Task -> A partial copy is required: transcribe exactly the lines from the one containing "Read all visible content and emit it as JSON." through the last line below, without any pictures.

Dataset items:
--- BEGIN ---

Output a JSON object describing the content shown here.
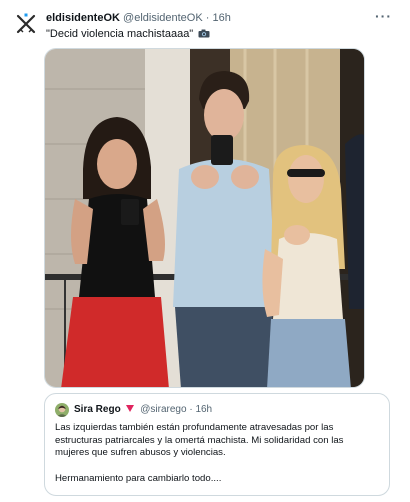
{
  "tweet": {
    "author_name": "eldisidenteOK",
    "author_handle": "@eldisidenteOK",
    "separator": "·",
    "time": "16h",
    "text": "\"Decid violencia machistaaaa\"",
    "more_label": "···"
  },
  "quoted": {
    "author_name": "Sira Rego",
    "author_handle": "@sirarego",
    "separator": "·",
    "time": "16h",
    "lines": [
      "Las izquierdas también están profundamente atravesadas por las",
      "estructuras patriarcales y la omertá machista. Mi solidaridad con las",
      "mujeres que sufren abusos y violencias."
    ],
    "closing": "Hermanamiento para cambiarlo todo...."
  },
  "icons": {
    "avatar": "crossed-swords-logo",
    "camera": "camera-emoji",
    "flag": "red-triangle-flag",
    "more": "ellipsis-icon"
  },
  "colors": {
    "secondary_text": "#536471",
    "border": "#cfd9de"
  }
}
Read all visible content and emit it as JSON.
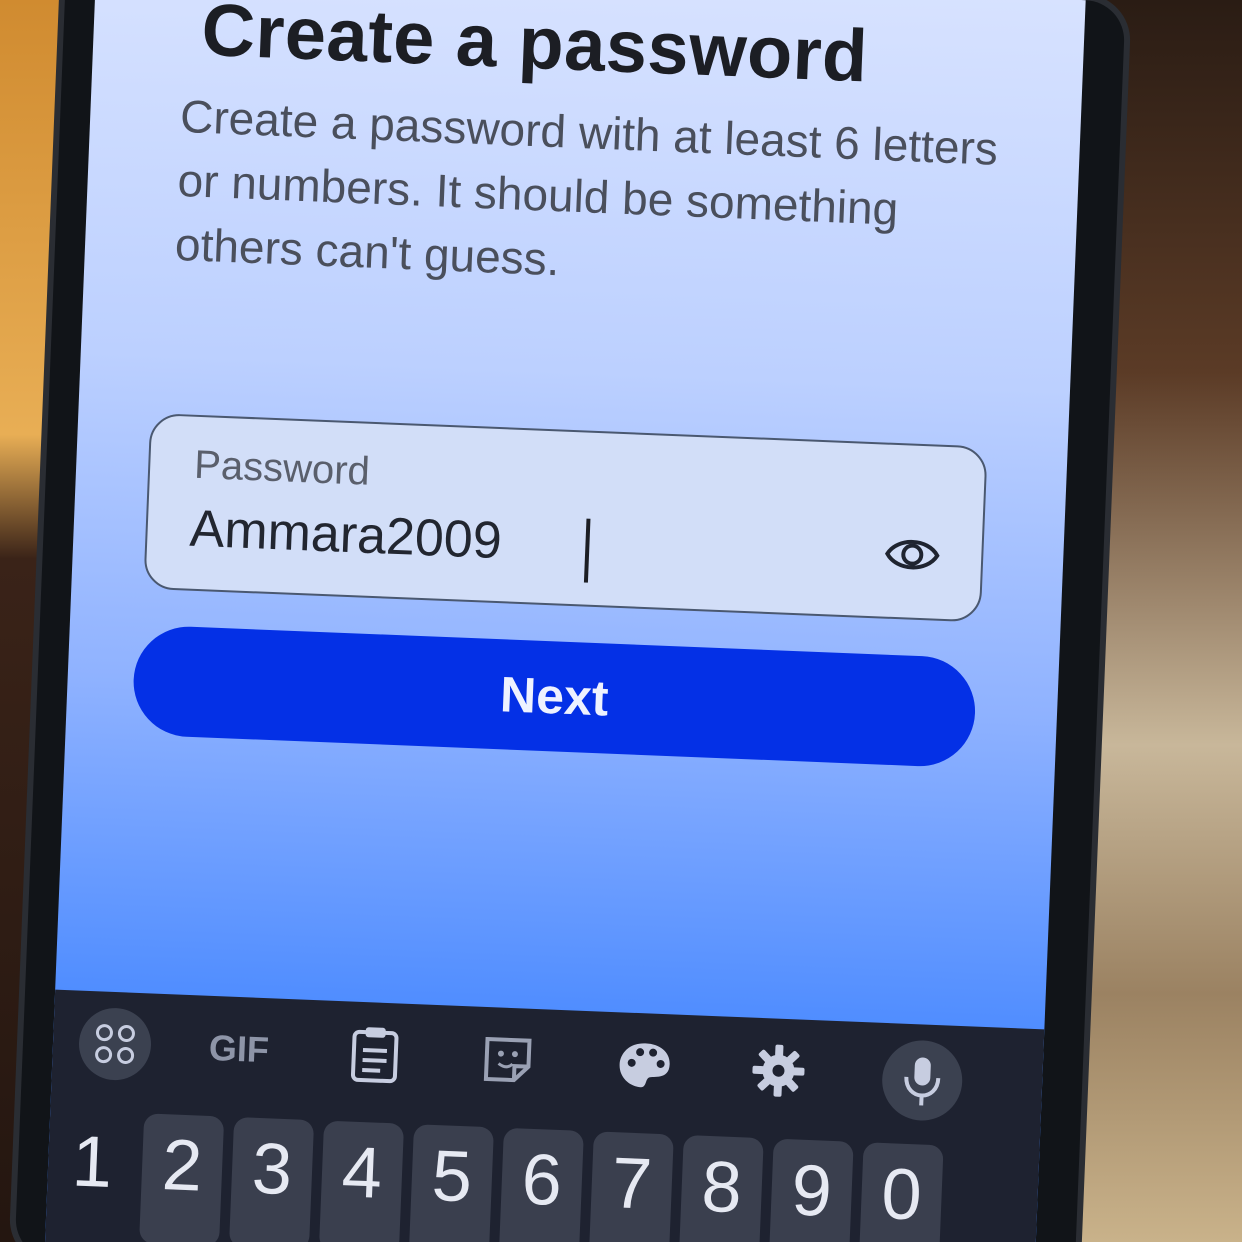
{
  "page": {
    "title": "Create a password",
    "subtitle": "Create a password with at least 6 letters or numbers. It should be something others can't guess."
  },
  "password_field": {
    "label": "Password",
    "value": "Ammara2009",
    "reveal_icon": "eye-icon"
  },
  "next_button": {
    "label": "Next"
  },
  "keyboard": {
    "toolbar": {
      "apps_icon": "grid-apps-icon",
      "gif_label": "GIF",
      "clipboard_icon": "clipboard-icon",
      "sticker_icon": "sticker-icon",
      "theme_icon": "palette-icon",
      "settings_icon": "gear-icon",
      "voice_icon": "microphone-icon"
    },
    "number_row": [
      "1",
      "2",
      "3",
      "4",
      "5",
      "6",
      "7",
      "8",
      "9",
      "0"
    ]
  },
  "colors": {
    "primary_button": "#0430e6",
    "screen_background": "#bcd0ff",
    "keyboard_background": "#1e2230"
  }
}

--- END ---

Task solution ->
Read all visible content and emit it as JSON.
{
  "page": {
    "title": "Create a password",
    "subtitle": "Create a password with at least 6 letters or numbers. It should be something others can't guess."
  },
  "password_field": {
    "label": "Password",
    "value": "Ammara2009",
    "reveal_icon": "eye-icon"
  },
  "next_button": {
    "label": "Next"
  },
  "keyboard": {
    "toolbar": {
      "apps_icon": "grid-apps-icon",
      "gif_label": "GIF",
      "clipboard_icon": "clipboard-icon",
      "sticker_icon": "sticker-icon",
      "theme_icon": "palette-icon",
      "settings_icon": "gear-icon",
      "voice_icon": "microphone-icon"
    },
    "number_row": [
      "1",
      "2",
      "3",
      "4",
      "5",
      "6",
      "7",
      "8",
      "9",
      "0"
    ]
  },
  "colors": {
    "primary_button": "#0430e6",
    "screen_background": "#bcd0ff",
    "keyboard_background": "#1e2230"
  }
}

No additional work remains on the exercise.